**Objective:**
Set down the whole listing verbatim.

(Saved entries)
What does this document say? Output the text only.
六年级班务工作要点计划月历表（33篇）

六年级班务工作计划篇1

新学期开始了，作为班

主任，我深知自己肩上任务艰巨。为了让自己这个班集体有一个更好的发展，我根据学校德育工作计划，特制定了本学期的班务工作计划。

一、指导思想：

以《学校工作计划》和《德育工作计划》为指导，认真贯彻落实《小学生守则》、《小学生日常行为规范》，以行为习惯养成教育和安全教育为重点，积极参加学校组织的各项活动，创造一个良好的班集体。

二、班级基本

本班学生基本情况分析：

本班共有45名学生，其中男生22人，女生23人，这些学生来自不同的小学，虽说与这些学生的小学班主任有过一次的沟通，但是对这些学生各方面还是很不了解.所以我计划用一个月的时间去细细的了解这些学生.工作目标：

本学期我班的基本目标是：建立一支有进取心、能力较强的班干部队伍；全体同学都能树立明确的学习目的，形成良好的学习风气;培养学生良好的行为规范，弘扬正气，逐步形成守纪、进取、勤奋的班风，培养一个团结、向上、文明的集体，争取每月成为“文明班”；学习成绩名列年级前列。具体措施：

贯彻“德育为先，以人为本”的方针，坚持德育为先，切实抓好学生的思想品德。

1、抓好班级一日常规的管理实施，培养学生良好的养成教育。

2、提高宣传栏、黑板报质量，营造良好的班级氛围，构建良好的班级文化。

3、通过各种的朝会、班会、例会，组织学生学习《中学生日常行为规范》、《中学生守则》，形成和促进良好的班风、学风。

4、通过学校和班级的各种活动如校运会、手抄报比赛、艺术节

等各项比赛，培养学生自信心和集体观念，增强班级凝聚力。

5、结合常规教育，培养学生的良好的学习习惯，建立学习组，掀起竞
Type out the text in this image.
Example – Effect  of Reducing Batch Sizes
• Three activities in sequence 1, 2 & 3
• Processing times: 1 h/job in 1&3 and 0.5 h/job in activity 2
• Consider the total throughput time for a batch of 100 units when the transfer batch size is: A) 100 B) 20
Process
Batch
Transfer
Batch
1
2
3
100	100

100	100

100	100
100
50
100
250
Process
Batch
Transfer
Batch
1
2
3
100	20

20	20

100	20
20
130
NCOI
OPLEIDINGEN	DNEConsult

**Solution:**
What does this document say? Output the text only.
六年级班务工作要点计划月历表（33篇）

六年级班务工作计划篇1

新学期开始了，作为班

主任，我深知自己肩上任务艰巨。为了让自己这个班集体有一个更好的发展，我根据学校德育工作计划，特制定了本学期的班务工作计划。

一、指导思想：

以《学校工作计划》和《德育工作计划》为指导，认真贯彻落实《小学生守则》、《小学生日常行为规范》，以行为习惯养成教育和安全教育为重点，积极参加学校组织的各项活动，创造一个良好的班集体。

二、班级基本

本班学生基本情况分析：

本班共有45名学生，其中男生22人，女生23人，这些学生来自不同的小学，虽说与这些学生的小学班主任有过一次的沟通，但是对这些学生各方面还是很不了解.所以我计划用一个月的时间去细细的了解这些学生.工作目标：

本学期我班的基本目标是：建立一支有进取心、能力较强的班干部队伍；全体同学都能树立明确的学习目的，形成良好的学习风气;培养学生良好的行为规范，弘扬正气，逐步形成守纪、进取、勤奋的班风，培养一个团结、向上、文明的集体，争取每月成为“文明班”；学习成绩名列年级前列。具体措施：

贯彻“德育为先，以人为本”的方针，坚持德育为先，切实抓好学生的思想品德。

1、抓好班级一日常规的管理实施，培养学生良好的养成教育。

2、提高宣传栏、黑板报质量，营造良好的班级氛围，构建良好的班级文化。

3、通过各种的朝会、班会、例会，组织学生学习《中学生日常行为规范》、《中学生守则》，形成和促进良好的班风、学风。

4、通过学校和班级的各种活动如校运会、手抄报比赛、艺术节

等各项比赛，培养学生自信心和集体观念，增强班级凝聚力。

5、结合常规教育，培养学生的良好的学习习惯，建立学习组，掀起竞
Type out the text in this image.
Example – Effect  of Reducing Batch Sizes
• Three activities in sequence 1, 2 & 3
• Processing times: 1 h/job in 1&3 and 0.5 h/job in activity 2
• Consider the total throughput time for a batch of 100 units when the transfer batch size is: A) 100 B) 20
Process
Batch
Transfer
Batch
1
2
3
100	100

100	100

100	100
100
50
100
250
Process
Batch
Transfer
Batch
1
2
3
100	20

20	20

100	20
20
130
NCOI
OPLEIDINGEN	DNEConsult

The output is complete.